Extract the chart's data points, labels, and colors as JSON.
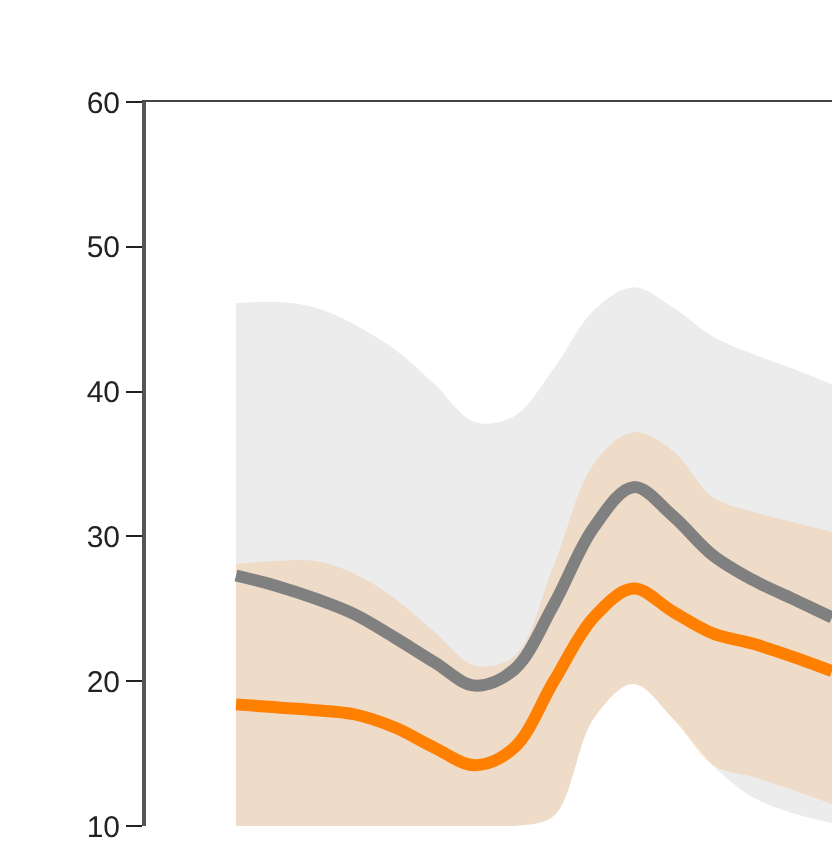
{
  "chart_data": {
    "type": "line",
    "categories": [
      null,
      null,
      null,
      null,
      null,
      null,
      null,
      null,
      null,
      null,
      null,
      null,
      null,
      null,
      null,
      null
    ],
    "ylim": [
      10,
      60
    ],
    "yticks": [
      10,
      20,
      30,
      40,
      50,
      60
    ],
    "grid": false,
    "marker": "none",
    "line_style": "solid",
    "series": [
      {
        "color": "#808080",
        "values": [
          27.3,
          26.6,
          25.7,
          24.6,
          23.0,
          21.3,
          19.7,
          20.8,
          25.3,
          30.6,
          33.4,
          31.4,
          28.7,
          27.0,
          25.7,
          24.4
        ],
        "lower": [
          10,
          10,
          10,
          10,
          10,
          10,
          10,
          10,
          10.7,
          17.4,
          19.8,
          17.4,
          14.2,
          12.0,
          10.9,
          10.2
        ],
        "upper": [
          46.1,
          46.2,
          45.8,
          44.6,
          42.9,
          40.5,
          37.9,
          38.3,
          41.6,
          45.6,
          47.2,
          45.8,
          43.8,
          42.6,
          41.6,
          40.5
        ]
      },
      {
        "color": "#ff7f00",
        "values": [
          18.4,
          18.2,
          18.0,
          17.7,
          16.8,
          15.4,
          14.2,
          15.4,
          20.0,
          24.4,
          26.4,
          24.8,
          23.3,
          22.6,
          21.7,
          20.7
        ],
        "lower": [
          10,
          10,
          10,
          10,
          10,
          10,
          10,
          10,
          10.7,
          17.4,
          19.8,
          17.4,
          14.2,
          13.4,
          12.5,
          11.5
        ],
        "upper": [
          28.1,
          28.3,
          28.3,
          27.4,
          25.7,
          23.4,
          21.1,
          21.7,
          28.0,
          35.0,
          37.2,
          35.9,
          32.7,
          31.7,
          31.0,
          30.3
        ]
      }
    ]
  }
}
****************************************
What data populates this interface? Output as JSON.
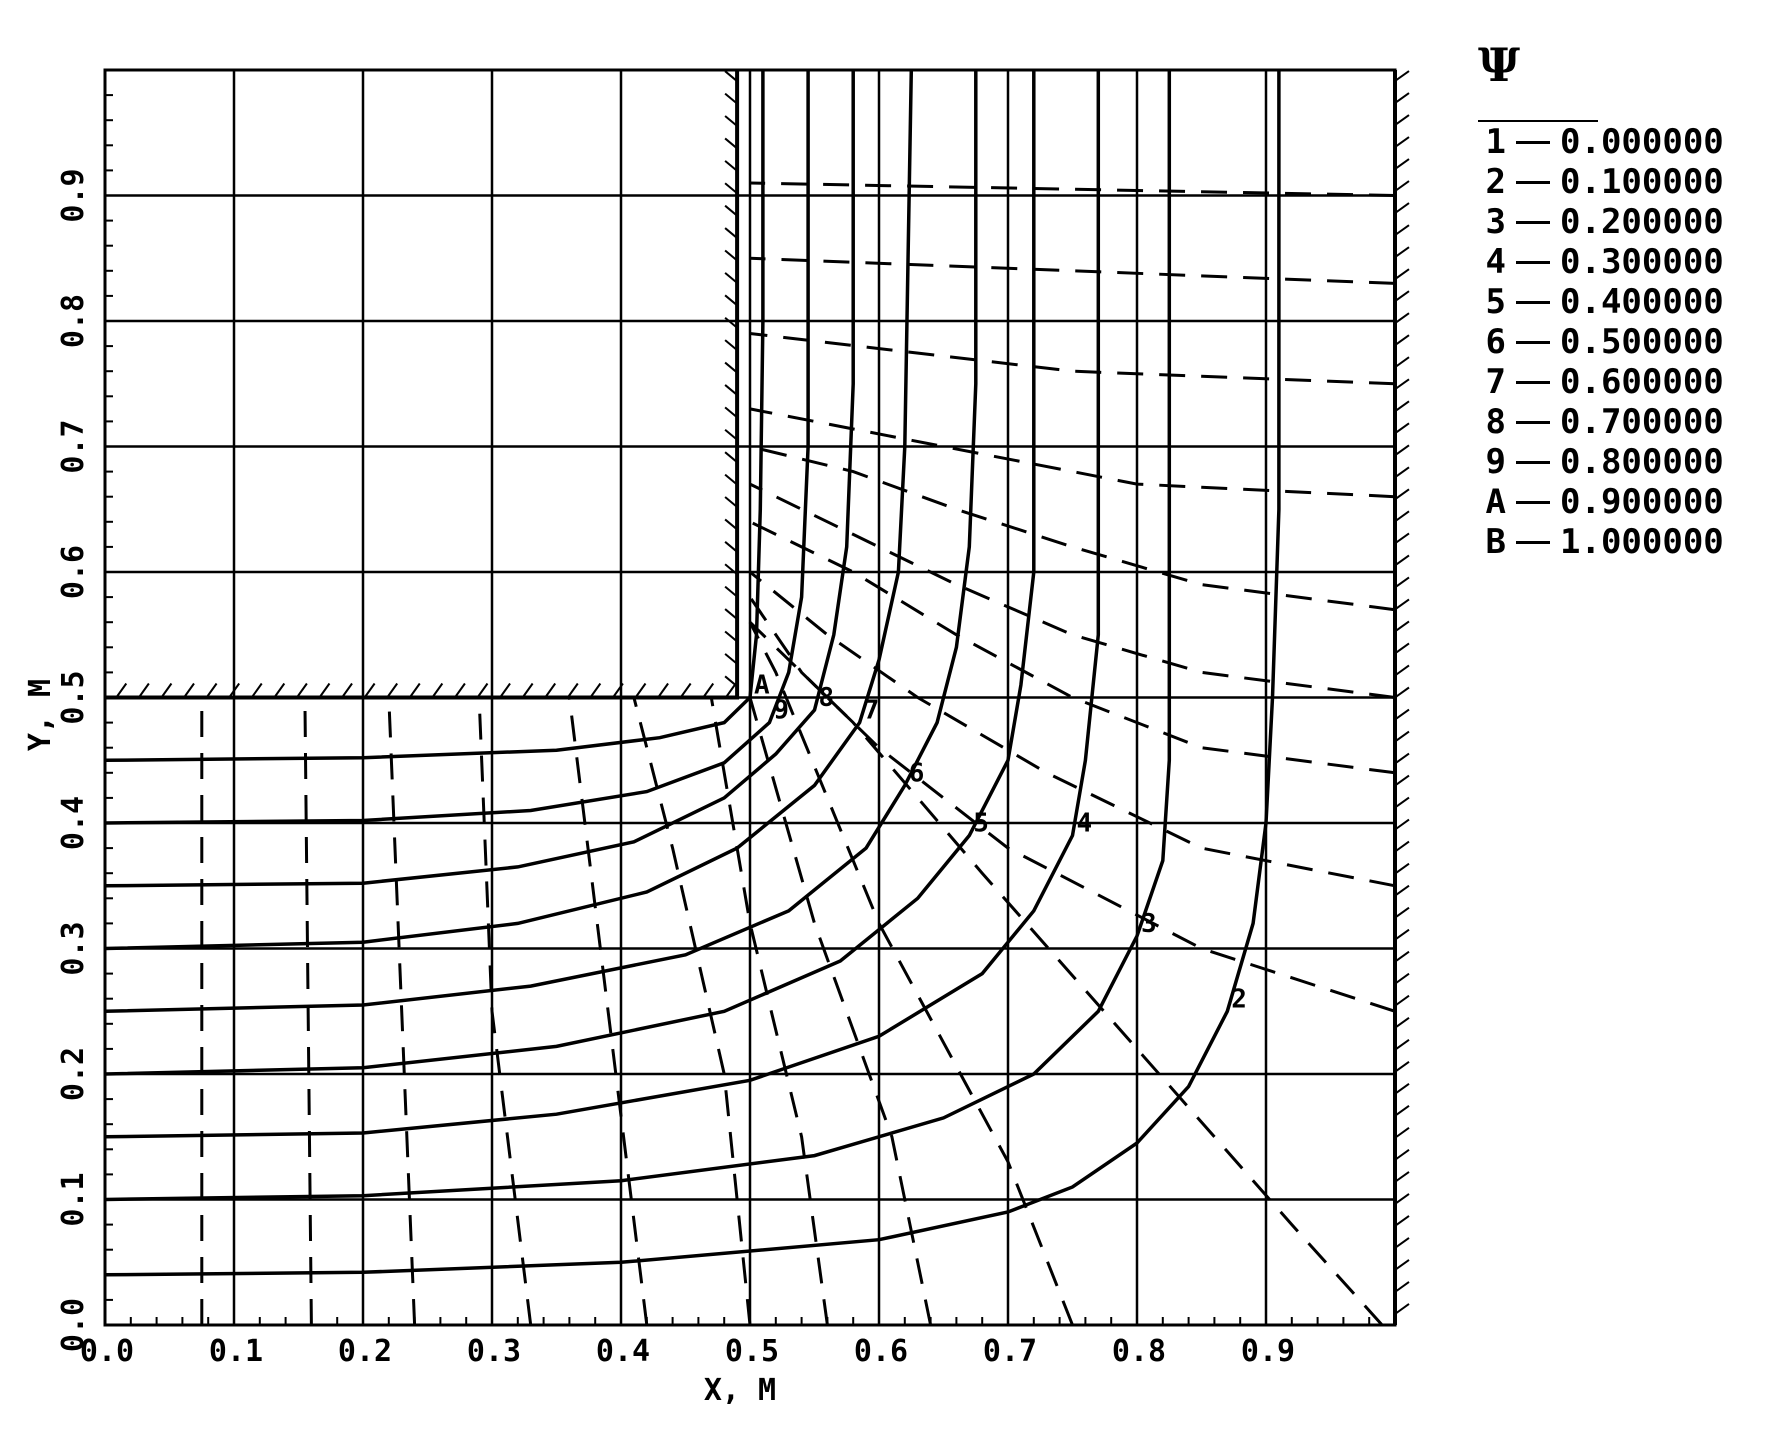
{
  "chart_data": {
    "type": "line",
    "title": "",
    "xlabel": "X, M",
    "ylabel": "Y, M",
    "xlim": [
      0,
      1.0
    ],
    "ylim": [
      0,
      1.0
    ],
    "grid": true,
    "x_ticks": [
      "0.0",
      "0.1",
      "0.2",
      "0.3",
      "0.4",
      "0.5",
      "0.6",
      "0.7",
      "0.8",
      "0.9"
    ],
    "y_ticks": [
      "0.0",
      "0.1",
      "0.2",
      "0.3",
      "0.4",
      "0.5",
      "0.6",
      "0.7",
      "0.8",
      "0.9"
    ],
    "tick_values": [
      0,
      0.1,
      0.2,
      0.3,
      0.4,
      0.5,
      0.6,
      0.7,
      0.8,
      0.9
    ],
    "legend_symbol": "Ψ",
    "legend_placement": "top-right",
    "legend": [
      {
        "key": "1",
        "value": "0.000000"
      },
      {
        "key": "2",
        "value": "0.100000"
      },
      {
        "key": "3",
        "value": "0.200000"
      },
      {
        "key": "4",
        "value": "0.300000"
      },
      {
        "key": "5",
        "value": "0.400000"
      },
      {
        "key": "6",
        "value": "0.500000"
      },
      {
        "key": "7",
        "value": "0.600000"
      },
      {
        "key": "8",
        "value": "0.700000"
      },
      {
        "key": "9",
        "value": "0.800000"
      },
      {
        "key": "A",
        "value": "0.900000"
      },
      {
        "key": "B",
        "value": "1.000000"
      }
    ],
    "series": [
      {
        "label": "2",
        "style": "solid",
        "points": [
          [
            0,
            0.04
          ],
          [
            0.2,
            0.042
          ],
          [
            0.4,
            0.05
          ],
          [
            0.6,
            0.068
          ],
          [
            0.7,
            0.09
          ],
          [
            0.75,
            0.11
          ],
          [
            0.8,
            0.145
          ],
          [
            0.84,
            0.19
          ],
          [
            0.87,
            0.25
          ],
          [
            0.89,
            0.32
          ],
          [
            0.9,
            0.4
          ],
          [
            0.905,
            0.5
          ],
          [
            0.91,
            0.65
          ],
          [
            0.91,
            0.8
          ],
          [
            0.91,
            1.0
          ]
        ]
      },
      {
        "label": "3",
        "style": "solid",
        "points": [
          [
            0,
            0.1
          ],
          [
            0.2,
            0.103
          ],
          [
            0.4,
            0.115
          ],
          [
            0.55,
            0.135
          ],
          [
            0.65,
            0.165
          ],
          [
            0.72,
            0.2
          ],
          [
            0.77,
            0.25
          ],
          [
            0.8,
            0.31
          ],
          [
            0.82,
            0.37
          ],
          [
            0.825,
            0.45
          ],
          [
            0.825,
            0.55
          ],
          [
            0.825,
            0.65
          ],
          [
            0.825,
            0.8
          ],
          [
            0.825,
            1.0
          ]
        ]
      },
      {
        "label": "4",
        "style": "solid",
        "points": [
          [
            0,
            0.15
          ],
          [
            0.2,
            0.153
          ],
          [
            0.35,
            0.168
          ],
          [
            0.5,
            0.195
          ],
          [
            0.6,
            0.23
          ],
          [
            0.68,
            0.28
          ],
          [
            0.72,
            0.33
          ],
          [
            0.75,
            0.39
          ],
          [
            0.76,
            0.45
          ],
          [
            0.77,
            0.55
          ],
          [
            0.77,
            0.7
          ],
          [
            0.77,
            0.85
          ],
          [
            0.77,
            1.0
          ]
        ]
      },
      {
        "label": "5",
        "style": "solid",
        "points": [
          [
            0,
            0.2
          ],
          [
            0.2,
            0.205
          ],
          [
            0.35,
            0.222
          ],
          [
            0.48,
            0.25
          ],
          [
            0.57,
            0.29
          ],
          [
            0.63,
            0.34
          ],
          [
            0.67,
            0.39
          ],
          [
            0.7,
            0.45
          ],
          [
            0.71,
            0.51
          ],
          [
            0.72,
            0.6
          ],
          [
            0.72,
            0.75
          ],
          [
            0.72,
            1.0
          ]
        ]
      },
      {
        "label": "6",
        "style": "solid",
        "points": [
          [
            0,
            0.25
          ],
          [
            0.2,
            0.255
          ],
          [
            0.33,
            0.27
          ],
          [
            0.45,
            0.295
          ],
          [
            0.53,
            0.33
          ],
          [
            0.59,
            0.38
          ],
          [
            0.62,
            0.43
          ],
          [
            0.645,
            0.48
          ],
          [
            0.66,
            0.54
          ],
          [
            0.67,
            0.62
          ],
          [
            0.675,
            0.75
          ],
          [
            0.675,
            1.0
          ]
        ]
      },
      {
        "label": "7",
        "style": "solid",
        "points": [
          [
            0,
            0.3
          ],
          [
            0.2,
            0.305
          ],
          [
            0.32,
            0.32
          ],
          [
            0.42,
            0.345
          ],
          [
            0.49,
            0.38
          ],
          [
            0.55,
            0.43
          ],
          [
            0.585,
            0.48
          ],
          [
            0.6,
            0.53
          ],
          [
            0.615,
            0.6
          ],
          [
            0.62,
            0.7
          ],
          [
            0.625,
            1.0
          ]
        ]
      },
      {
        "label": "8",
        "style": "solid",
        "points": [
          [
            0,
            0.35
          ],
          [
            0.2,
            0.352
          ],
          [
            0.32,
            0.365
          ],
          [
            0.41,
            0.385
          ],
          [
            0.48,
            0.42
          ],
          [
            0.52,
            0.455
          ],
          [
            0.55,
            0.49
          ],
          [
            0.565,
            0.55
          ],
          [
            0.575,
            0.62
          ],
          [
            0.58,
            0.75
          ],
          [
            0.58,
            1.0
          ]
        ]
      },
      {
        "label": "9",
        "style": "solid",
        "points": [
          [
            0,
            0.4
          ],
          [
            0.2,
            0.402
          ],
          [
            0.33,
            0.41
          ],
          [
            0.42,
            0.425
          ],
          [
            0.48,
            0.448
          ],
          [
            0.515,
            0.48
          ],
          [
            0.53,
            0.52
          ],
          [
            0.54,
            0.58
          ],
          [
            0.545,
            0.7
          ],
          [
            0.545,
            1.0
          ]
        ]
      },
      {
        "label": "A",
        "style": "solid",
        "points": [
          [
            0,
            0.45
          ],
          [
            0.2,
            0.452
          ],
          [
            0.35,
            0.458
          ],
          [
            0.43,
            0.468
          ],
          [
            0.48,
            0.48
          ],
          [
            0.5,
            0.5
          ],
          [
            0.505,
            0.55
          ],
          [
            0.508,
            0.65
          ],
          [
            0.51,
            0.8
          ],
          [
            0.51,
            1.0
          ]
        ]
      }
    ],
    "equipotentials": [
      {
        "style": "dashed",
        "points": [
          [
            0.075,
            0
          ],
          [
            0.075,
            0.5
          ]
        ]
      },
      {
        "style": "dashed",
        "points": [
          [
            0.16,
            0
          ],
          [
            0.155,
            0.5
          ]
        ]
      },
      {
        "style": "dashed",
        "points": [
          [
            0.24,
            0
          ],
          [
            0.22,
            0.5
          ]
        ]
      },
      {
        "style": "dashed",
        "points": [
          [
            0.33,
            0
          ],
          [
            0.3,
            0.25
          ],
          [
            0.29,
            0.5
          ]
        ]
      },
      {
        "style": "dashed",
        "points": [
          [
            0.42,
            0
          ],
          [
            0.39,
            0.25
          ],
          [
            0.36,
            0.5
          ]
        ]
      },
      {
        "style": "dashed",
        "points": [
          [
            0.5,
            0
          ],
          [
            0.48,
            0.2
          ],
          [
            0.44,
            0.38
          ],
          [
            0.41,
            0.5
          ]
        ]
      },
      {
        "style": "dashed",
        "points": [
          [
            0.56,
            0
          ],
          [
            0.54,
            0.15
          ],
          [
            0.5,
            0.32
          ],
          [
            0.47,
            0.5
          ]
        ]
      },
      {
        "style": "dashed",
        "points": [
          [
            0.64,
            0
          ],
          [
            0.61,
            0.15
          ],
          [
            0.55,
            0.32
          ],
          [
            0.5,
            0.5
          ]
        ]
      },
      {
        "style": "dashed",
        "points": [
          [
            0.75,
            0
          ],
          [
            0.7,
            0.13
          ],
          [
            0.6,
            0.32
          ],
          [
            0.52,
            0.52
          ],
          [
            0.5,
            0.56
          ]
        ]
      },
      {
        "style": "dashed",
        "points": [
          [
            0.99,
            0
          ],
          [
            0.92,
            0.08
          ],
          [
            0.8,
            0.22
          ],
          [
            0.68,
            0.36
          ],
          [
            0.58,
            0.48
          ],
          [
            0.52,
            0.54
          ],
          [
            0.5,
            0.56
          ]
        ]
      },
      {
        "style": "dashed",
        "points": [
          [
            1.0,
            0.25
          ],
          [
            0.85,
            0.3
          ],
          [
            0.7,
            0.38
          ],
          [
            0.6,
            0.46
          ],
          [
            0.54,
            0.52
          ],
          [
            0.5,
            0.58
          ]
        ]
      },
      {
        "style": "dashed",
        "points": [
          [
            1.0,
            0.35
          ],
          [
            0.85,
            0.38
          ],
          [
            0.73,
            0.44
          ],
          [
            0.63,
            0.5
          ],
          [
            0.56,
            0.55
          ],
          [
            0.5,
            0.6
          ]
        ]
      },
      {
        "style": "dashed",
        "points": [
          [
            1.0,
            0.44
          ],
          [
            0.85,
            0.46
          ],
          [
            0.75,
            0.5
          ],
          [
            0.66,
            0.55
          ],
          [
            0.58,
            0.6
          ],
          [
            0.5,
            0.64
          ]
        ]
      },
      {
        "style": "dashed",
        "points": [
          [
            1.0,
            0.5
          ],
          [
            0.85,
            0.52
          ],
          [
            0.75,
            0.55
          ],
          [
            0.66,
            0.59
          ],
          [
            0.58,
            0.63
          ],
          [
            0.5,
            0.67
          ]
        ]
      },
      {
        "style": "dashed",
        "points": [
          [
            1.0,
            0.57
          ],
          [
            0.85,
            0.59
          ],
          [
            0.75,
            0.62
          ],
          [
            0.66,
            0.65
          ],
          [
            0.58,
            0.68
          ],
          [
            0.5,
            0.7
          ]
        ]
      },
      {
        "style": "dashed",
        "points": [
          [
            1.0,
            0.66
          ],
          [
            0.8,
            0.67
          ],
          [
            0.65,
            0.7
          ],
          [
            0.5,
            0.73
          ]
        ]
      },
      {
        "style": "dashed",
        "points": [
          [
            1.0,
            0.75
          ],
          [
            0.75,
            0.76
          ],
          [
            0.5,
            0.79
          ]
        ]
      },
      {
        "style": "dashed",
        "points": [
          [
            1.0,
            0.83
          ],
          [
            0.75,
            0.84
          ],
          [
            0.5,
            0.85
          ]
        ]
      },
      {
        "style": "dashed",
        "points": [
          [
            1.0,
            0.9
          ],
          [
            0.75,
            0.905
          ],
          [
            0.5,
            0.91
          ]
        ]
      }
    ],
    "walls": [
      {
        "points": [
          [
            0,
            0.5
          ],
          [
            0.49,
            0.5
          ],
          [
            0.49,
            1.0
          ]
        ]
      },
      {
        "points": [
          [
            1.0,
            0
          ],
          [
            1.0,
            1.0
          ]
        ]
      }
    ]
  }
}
****************************************
Write out each line of the data that holds the string "JSON".

* Output of the task:
Extract the chart's data points, labels, and colors as JSON.
What data populates this interface? Output as JSON.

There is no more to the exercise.